> [Aim]
Every entry that follows should be repeated exactly; drop the images.

> [Excerpted records]
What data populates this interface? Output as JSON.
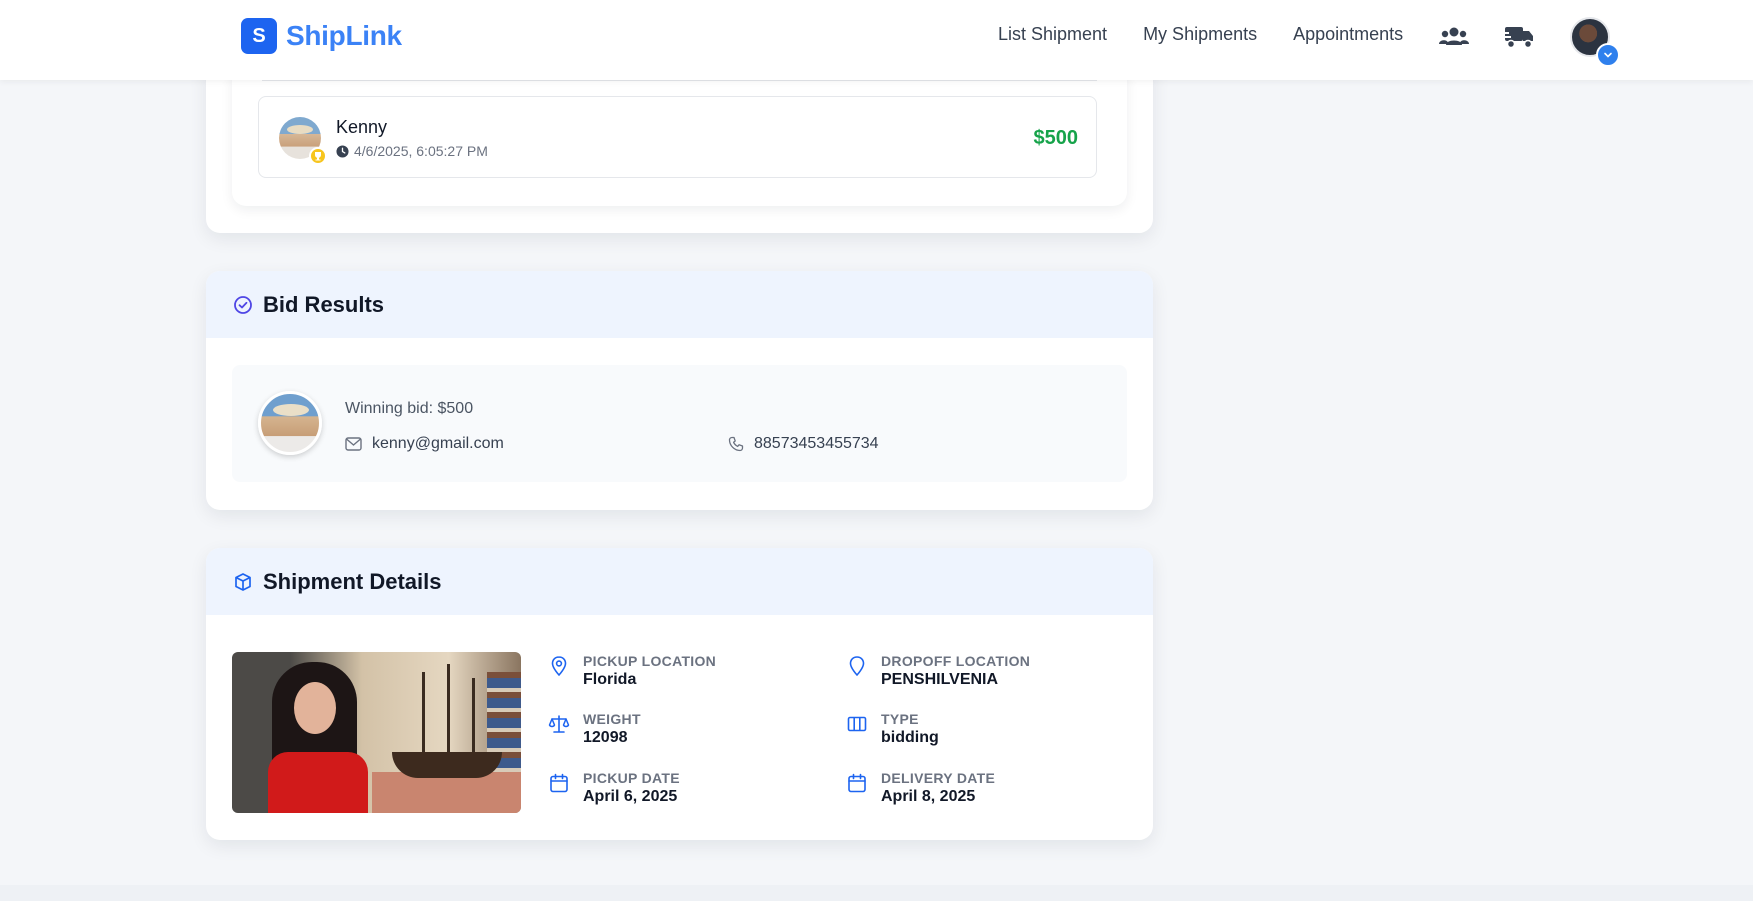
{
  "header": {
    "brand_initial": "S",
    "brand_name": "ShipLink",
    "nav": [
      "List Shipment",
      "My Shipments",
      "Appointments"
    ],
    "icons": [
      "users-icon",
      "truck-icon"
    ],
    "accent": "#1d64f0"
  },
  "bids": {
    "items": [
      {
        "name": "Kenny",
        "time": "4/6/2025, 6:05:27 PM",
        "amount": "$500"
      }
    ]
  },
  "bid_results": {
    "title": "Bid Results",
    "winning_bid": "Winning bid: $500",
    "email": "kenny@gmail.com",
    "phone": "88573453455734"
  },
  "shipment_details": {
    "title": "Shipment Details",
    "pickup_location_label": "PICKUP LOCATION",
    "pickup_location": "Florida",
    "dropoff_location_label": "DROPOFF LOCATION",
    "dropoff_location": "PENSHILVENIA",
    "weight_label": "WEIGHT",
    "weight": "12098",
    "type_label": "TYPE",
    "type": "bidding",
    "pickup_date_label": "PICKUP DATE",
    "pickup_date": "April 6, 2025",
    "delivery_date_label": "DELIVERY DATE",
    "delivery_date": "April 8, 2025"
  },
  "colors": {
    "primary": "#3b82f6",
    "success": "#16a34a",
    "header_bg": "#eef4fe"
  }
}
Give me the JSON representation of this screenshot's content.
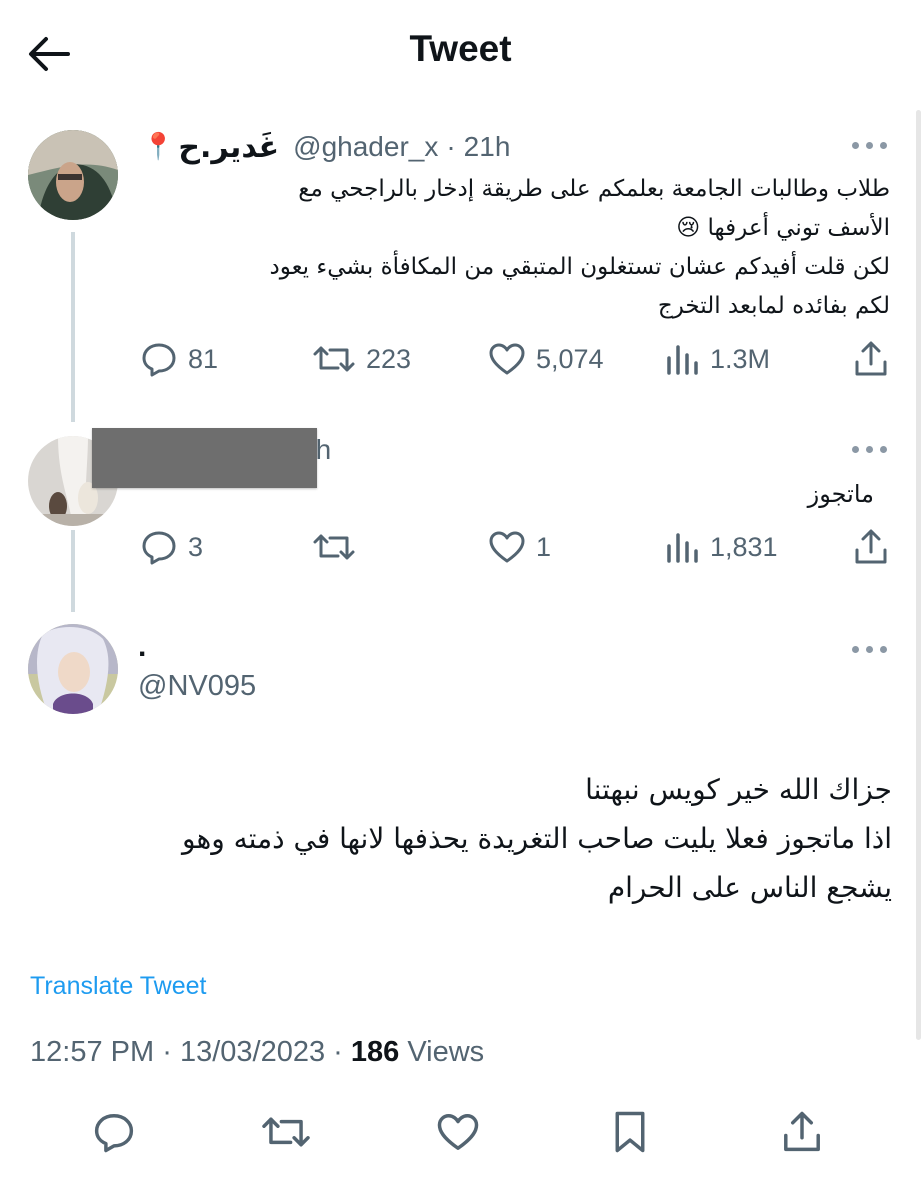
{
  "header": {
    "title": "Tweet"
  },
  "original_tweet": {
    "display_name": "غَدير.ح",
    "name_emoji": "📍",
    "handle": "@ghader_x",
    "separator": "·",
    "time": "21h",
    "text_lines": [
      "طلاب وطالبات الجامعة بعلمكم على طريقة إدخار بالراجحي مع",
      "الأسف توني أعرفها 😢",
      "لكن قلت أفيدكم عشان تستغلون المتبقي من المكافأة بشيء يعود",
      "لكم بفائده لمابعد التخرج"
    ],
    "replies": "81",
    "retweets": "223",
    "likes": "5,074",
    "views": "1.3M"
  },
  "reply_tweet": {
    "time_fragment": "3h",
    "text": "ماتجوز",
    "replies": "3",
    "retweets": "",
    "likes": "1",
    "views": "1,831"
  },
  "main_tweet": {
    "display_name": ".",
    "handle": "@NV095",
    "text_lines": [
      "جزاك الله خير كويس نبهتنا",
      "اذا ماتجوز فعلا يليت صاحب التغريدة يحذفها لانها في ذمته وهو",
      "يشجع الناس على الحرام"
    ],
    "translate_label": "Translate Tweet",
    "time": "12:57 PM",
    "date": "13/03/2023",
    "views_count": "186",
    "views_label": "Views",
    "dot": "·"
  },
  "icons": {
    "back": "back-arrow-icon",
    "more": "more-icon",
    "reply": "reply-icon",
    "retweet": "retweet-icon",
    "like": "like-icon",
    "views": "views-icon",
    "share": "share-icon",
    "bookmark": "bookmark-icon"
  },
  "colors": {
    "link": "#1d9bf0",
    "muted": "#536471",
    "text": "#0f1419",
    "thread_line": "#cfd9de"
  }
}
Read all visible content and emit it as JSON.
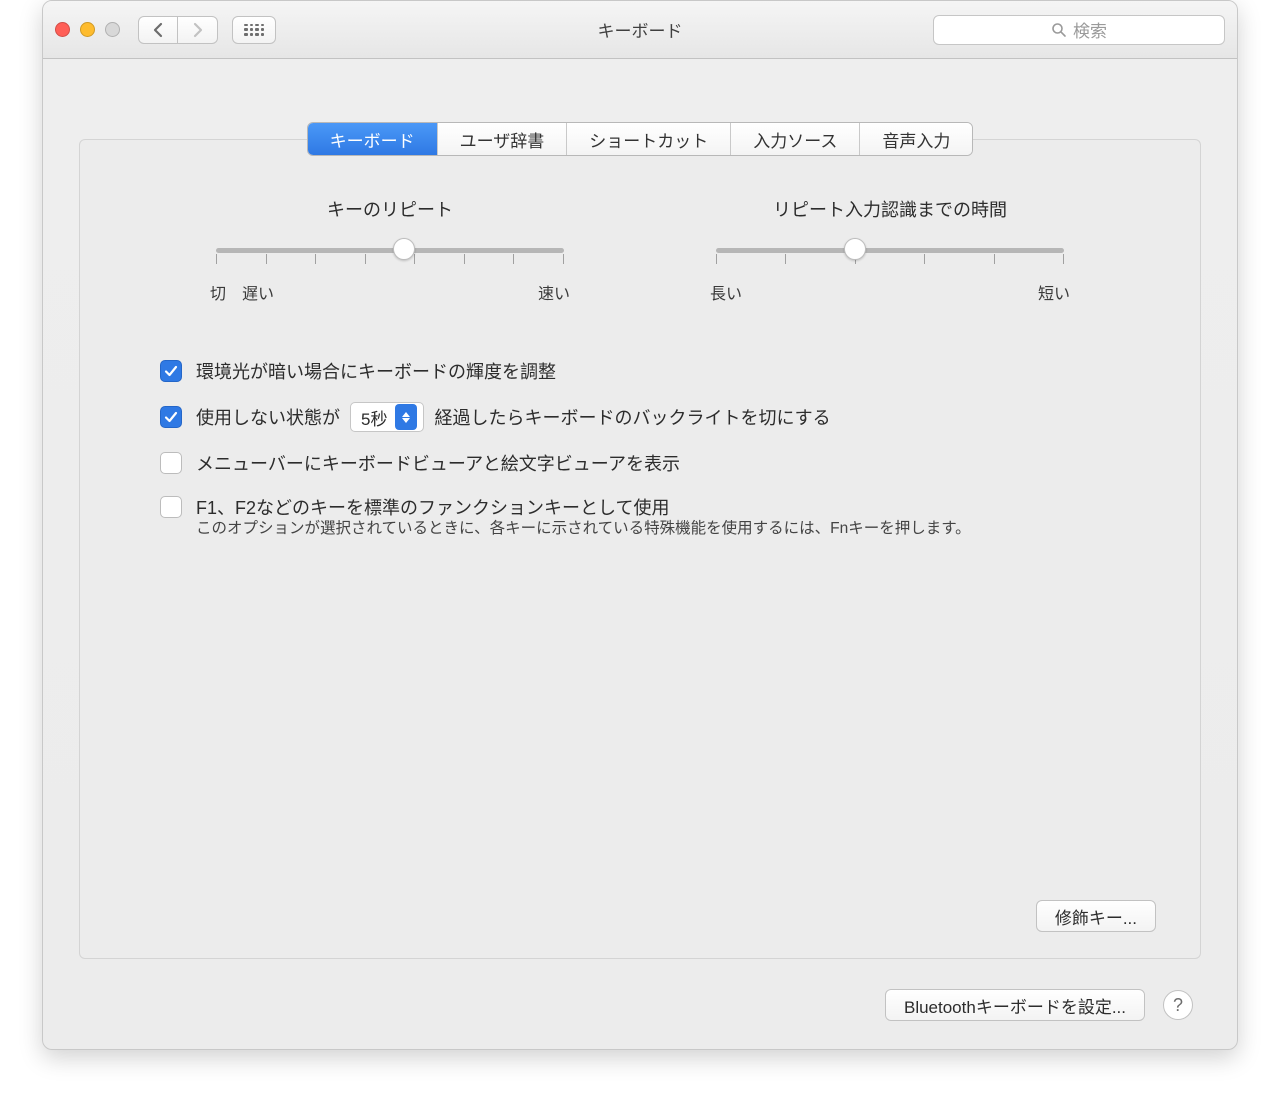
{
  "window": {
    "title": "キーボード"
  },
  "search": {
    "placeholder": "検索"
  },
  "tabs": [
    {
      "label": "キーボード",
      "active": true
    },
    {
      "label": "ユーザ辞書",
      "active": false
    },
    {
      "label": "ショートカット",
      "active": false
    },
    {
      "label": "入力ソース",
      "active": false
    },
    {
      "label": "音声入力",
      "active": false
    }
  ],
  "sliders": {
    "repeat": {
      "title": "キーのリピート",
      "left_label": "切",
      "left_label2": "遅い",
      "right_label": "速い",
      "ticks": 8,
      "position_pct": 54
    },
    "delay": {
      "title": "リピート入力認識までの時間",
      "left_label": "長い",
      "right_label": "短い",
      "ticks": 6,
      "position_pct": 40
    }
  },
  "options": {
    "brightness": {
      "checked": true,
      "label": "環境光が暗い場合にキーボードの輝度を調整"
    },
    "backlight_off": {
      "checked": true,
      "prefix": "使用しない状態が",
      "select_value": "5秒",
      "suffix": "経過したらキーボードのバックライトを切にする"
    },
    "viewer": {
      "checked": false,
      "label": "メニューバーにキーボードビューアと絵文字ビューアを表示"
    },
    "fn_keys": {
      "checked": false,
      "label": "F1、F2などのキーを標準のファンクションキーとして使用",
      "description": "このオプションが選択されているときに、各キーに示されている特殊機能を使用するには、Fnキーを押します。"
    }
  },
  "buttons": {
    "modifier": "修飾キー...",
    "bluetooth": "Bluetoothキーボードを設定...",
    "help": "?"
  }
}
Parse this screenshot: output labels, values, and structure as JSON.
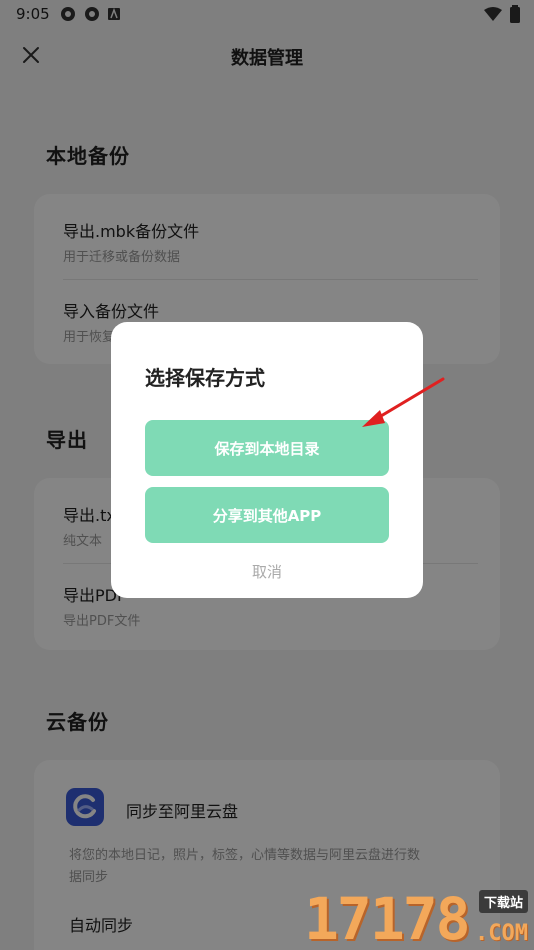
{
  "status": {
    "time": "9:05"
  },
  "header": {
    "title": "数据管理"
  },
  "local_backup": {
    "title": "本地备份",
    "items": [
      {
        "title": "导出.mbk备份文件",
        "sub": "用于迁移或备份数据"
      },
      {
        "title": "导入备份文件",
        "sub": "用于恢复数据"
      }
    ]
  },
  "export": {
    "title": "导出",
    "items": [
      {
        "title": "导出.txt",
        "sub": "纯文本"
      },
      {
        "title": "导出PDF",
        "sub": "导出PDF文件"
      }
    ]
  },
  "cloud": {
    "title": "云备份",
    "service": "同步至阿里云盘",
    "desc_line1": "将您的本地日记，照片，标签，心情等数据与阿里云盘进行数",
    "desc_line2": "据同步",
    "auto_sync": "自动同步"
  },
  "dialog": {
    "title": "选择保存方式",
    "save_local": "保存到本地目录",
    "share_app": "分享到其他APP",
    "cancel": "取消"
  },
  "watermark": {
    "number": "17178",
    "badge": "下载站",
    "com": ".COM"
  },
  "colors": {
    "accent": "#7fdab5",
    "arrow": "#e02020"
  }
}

> [The reply]
What data populates this interface? Output as JSON.
{
  "header": {
    "brand_initial": "S",
    "brand_name": "ShipLink",
    "nav": [
      "List Shipment",
      "My Shipments",
      "Appointments"
    ],
    "icons": [
      "users-icon",
      "truck-icon"
    ],
    "accent": "#1d64f0"
  },
  "bids": {
    "items": [
      {
        "name": "Kenny",
        "time": "4/6/2025, 6:05:27 PM",
        "amount": "$500"
      }
    ]
  },
  "bid_results": {
    "title": "Bid Results",
    "winning_bid": "Winning bid: $500",
    "email": "kenny@gmail.com",
    "phone": "88573453455734"
  },
  "shipment_details": {
    "title": "Shipment Details",
    "pickup_location_label": "PICKUP LOCATION",
    "pickup_location": "Florida",
    "dropoff_location_label": "DROPOFF LOCATION",
    "dropoff_location": "PENSHILVENIA",
    "weight_label": "WEIGHT",
    "weight": "12098",
    "type_label": "TYPE",
    "type": "bidding",
    "pickup_date_label": "PICKUP DATE",
    "pickup_date": "April 6, 2025",
    "delivery_date_label": "DELIVERY DATE",
    "delivery_date": "April 8, 2025"
  },
  "colors": {
    "primary": "#3b82f6",
    "success": "#16a34a",
    "header_bg": "#eef4fe"
  }
}
Give me the JSON representation of this screenshot's content.
{
  "header": {
    "title": "Tweet"
  },
  "original_tweet": {
    "display_name": "غَدير.ح",
    "name_emoji": "📍",
    "handle": "@ghader_x",
    "separator": "·",
    "time": "21h",
    "text_lines": [
      "طلاب وطالبات الجامعة بعلمكم على طريقة إدخار بالراجحي مع",
      "الأسف توني أعرفها 😢",
      "لكن قلت أفيدكم عشان تستغلون المتبقي من المكافأة بشيء يعود",
      "لكم بفائده لمابعد التخرج"
    ],
    "replies": "81",
    "retweets": "223",
    "likes": "5,074",
    "views": "1.3M"
  },
  "reply_tweet": {
    "time_fragment": "3h",
    "text": "ماتجوز",
    "replies": "3",
    "retweets": "",
    "likes": "1",
    "views": "1,831"
  },
  "main_tweet": {
    "display_name": ".",
    "handle": "@NV095",
    "text_lines": [
      "جزاك الله خير كويس نبهتنا",
      "اذا ماتجوز فعلا يليت صاحب التغريدة يحذفها لانها في ذمته وهو",
      "يشجع الناس على الحرام"
    ],
    "translate_label": "Translate Tweet",
    "time": "12:57 PM",
    "date": "13/03/2023",
    "views_count": "186",
    "views_label": "Views",
    "dot": "·"
  },
  "icons": {
    "back": "back-arrow-icon",
    "more": "more-icon",
    "reply": "reply-icon",
    "retweet": "retweet-icon",
    "like": "like-icon",
    "views": "views-icon",
    "share": "share-icon",
    "bookmark": "bookmark-icon"
  },
  "colors": {
    "link": "#1d9bf0",
    "muted": "#536471",
    "text": "#0f1419",
    "thread_line": "#cfd9de"
  }
}
Read all visible content and emit it as JSON.
{
  "window": {
    "title": "キーボード"
  },
  "search": {
    "placeholder": "検索"
  },
  "tabs": [
    {
      "label": "キーボード",
      "active": true
    },
    {
      "label": "ユーザ辞書",
      "active": false
    },
    {
      "label": "ショートカット",
      "active": false
    },
    {
      "label": "入力ソース",
      "active": false
    },
    {
      "label": "音声入力",
      "active": false
    }
  ],
  "sliders": {
    "repeat": {
      "title": "キーのリピート",
      "left_label": "切",
      "left_label2": "遅い",
      "right_label": "速い",
      "ticks": 8,
      "position_pct": 54
    },
    "delay": {
      "title": "リピート入力認識までの時間",
      "left_label": "長い",
      "right_label": "短い",
      "ticks": 6,
      "position_pct": 40
    }
  },
  "options": {
    "brightness": {
      "checked": true,
      "label": "環境光が暗い場合にキーボードの輝度を調整"
    },
    "backlight_off": {
      "checked": true,
      "prefix": "使用しない状態が",
      "select_value": "5秒",
      "suffix": "経過したらキーボードのバックライトを切にする"
    },
    "viewer": {
      "checked": false,
      "label": "メニューバーにキーボードビューアと絵文字ビューアを表示"
    },
    "fn_keys": {
      "checked": false,
      "label": "F1、F2などのキーを標準のファンクションキーとして使用",
      "description": "このオプションが選択されているときに、各キーに示されている特殊機能を使用するには、Fnキーを押します。"
    }
  },
  "buttons": {
    "modifier": "修飾キー...",
    "bluetooth": "Bluetoothキーボードを設定...",
    "help": "?"
  }
}
Parse this screenshot: output labels, values, and structure as JSON.
{
  "status": {
    "time": "9:05"
  },
  "header": {
    "title": "数据管理"
  },
  "local_backup": {
    "title": "本地备份",
    "items": [
      {
        "title": "导出.mbk备份文件",
        "sub": "用于迁移或备份数据"
      },
      {
        "title": "导入备份文件",
        "sub": "用于恢复数据"
      }
    ]
  },
  "export": {
    "title": "导出",
    "items": [
      {
        "title": "导出.txt",
        "sub": "纯文本"
      },
      {
        "title": "导出PDF",
        "sub": "导出PDF文件"
      }
    ]
  },
  "cloud": {
    "title": "云备份",
    "service": "同步至阿里云盘",
    "desc_line1": "将您的本地日记，照片，标签，心情等数据与阿里云盘进行数",
    "desc_line2": "据同步",
    "auto_sync": "自动同步"
  },
  "dialog": {
    "title": "选择保存方式",
    "save_local": "保存到本地目录",
    "share_app": "分享到其他APP",
    "cancel": "取消"
  },
  "watermark": {
    "number": "17178",
    "badge": "下载站",
    "com": ".COM"
  },
  "colors": {
    "accent": "#7fdab5",
    "arrow": "#e02020"
  }
}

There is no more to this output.